EXERCISE PROMPT: Quote the items verbatim, from the first line up to and including the line with "expand-replies-button[interactable]: 展开 114".

EXTRACTED INFORMATION:
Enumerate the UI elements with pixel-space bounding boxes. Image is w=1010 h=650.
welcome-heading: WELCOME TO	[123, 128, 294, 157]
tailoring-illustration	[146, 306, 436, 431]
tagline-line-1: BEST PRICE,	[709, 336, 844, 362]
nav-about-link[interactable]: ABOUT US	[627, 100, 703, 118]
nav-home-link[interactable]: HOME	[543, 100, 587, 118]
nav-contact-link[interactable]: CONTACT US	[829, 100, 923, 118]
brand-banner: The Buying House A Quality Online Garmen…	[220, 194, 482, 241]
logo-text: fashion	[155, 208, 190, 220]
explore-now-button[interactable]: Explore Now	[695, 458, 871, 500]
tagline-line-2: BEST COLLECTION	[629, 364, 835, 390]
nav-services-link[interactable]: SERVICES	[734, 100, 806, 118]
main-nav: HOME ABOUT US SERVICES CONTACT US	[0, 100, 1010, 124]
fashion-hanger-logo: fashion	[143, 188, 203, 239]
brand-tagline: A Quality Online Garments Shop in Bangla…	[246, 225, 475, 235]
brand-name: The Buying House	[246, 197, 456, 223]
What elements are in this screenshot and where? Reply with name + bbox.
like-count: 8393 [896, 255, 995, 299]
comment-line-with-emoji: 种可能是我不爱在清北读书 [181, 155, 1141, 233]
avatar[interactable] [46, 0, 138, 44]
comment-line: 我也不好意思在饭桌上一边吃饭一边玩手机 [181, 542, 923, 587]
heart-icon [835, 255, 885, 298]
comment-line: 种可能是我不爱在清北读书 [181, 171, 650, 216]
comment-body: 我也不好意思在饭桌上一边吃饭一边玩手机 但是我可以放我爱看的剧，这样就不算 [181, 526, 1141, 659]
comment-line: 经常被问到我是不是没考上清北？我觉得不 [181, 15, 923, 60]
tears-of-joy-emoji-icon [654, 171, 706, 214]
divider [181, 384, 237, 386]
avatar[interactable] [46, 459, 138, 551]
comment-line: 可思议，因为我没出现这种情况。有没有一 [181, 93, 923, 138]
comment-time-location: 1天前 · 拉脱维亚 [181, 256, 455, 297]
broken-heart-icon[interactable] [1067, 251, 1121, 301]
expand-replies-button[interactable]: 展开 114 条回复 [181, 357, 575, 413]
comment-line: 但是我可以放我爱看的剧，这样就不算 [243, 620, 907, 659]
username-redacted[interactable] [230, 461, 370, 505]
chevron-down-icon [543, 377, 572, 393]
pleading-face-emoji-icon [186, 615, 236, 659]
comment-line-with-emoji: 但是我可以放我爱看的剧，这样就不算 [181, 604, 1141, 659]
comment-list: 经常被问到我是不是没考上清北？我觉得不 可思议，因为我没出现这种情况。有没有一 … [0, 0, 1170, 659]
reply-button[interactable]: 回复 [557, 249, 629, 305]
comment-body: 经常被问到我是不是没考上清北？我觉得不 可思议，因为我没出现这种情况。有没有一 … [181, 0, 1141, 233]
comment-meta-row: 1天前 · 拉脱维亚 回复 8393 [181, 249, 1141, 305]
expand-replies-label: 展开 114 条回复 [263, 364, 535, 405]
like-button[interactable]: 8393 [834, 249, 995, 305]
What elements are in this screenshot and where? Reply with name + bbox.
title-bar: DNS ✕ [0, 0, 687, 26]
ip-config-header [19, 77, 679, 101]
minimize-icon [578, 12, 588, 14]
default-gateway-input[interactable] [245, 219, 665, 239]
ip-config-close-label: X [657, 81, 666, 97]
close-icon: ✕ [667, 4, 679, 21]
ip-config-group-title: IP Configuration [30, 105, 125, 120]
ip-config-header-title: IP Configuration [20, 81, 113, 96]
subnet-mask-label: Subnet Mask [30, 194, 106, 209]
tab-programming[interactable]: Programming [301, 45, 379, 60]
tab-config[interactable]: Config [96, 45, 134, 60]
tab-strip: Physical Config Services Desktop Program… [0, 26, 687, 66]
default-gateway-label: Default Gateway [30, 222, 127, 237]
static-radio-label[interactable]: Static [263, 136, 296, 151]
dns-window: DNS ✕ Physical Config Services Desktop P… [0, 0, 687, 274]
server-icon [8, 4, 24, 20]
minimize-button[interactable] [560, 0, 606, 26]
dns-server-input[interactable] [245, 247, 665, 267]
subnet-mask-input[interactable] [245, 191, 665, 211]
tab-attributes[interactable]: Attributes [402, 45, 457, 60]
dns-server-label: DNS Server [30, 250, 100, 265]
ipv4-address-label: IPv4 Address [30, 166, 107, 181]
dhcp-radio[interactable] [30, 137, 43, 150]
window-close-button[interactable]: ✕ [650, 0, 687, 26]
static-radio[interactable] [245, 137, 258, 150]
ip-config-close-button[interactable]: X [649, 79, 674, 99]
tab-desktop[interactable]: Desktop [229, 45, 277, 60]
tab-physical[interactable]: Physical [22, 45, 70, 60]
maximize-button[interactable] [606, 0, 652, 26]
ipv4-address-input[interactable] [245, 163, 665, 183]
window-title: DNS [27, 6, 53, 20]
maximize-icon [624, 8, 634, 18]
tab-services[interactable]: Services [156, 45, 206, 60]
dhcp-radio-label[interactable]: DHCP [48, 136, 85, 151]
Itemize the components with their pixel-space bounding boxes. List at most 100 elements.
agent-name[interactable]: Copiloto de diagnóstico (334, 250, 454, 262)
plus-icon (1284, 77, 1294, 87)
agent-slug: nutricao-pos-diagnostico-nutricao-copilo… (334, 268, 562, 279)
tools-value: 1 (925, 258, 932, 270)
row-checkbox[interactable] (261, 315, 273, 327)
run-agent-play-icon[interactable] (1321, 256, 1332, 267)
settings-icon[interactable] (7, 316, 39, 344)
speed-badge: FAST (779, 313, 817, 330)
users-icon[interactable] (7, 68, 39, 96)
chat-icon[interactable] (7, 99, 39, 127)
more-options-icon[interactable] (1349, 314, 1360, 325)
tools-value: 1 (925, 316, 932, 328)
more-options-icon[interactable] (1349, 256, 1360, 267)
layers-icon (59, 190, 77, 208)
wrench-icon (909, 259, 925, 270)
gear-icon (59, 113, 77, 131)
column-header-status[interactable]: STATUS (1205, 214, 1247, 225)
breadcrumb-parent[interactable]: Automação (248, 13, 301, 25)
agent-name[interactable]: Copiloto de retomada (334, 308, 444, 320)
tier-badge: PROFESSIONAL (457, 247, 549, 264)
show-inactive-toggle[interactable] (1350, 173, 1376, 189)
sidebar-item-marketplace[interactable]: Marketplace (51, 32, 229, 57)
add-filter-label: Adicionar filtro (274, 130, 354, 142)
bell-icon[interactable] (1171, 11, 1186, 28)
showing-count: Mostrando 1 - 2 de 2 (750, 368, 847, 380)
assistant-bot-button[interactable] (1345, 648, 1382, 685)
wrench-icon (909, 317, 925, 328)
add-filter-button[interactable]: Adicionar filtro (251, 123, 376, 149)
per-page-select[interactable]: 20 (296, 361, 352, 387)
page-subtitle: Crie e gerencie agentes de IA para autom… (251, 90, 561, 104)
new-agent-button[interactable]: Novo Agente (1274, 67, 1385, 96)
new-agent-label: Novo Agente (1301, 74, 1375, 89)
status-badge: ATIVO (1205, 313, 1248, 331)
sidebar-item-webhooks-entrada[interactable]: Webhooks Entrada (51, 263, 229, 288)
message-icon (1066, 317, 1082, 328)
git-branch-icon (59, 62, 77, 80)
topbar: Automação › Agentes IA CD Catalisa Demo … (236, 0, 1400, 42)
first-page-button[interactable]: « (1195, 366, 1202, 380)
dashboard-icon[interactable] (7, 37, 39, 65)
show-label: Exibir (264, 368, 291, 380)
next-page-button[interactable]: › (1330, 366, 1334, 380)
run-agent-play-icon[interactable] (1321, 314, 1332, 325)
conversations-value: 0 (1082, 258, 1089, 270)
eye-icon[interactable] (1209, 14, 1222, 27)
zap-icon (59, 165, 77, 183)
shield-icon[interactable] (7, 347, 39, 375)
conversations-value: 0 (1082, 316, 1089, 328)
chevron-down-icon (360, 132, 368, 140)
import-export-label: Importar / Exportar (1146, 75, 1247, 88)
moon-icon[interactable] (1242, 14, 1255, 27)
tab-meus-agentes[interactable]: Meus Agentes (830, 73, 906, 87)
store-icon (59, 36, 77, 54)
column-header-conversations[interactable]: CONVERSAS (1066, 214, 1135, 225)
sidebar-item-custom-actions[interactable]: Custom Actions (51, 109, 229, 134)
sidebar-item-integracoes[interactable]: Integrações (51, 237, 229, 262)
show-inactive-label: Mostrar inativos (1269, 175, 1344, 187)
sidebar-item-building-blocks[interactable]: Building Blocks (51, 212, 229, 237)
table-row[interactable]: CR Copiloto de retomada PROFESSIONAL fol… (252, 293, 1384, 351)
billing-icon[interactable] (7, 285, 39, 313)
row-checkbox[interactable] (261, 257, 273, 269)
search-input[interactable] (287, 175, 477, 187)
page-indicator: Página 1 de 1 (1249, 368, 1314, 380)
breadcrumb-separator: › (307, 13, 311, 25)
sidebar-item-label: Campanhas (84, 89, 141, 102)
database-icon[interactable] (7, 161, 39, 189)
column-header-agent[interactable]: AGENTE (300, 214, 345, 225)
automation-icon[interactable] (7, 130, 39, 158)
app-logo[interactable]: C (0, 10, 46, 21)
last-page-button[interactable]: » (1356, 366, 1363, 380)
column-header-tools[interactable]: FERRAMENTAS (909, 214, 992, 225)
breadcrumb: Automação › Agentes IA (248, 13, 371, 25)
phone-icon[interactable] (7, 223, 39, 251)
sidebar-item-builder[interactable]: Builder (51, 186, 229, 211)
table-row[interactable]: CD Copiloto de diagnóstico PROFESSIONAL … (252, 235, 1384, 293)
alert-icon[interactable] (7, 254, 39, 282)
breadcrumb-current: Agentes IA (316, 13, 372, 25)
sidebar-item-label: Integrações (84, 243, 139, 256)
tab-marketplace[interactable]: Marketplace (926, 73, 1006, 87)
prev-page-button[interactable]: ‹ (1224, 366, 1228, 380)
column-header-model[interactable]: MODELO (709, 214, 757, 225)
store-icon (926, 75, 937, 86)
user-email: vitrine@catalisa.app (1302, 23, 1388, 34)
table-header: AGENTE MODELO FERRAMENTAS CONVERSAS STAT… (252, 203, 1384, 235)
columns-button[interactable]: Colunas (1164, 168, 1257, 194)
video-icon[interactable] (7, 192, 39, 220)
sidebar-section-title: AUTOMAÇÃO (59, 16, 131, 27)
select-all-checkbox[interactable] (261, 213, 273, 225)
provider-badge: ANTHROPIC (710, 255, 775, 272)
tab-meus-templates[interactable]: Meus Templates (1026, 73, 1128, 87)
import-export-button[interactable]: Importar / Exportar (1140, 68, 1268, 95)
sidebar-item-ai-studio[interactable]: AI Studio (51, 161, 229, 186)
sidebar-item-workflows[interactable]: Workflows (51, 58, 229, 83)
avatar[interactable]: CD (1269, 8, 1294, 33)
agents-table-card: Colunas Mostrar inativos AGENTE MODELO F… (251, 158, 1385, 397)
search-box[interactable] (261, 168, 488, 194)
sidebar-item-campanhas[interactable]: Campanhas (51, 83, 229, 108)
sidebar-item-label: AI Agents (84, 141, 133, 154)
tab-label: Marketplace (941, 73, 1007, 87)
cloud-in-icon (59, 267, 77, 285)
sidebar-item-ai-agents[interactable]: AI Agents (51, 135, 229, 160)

SOLUTION TO THE PROBLEM:
Enumerate the UI elements with pixel-space bounding boxes. Image is w=1010 h=650.
welcome-heading: WELCOME TO	[123, 128, 294, 157]
tailoring-illustration	[146, 306, 436, 431]
tagline-line-1: BEST PRICE,	[709, 336, 844, 362]
nav-about-link[interactable]: ABOUT US	[627, 100, 703, 118]
nav-home-link[interactable]: HOME	[543, 100, 587, 118]
nav-contact-link[interactable]: CONTACT US	[829, 100, 923, 118]
brand-banner: The Buying House A Quality Online Garmen…	[220, 194, 482, 241]
logo-text: fashion	[155, 208, 190, 220]
explore-now-button[interactable]: Explore Now	[695, 458, 871, 500]
tagline-line-2: BEST COLLECTION	[629, 364, 835, 390]
nav-services-link[interactable]: SERVICES	[734, 100, 806, 118]
main-nav: HOME ABOUT US SERVICES CONTACT US	[0, 100, 1010, 124]
fashion-hanger-logo: fashion	[143, 188, 203, 239]
brand-tagline: A Quality Online Garments Shop in Bangla…	[246, 225, 475, 235]
brand-name: The Buying House	[246, 197, 456, 223]
What elements are in this screenshot and where? Reply with name + bbox.
like-count: 8393 [896, 255, 995, 299]
comment-line-with-emoji: 种可能是我不爱在清北读书 [181, 155, 1141, 233]
avatar[interactable] [46, 0, 138, 44]
comment-line: 我也不好意思在饭桌上一边吃饭一边玩手机 [181, 542, 923, 587]
heart-icon [835, 255, 885, 298]
comment-line: 种可能是我不爱在清北读书 [181, 171, 650, 216]
comment-body: 我也不好意思在饭桌上一边吃饭一边玩手机 但是我可以放我爱看的剧，这样就不算 [181, 526, 1141, 659]
comment-line: 经常被问到我是不是没考上清北？我觉得不 [181, 15, 923, 60]
tears-of-joy-emoji-icon [654, 171, 706, 214]
divider [181, 384, 237, 386]
avatar[interactable] [46, 459, 138, 551]
comment-line: 可思议，因为我没出现这种情况。有没有一 [181, 93, 923, 138]
comment-time-location: 1天前 · 拉脱维亚 [181, 256, 455, 297]
broken-heart-icon[interactable] [1067, 251, 1121, 301]
expand-replies-button[interactable]: 展开 114 条回复 [181, 357, 575, 413]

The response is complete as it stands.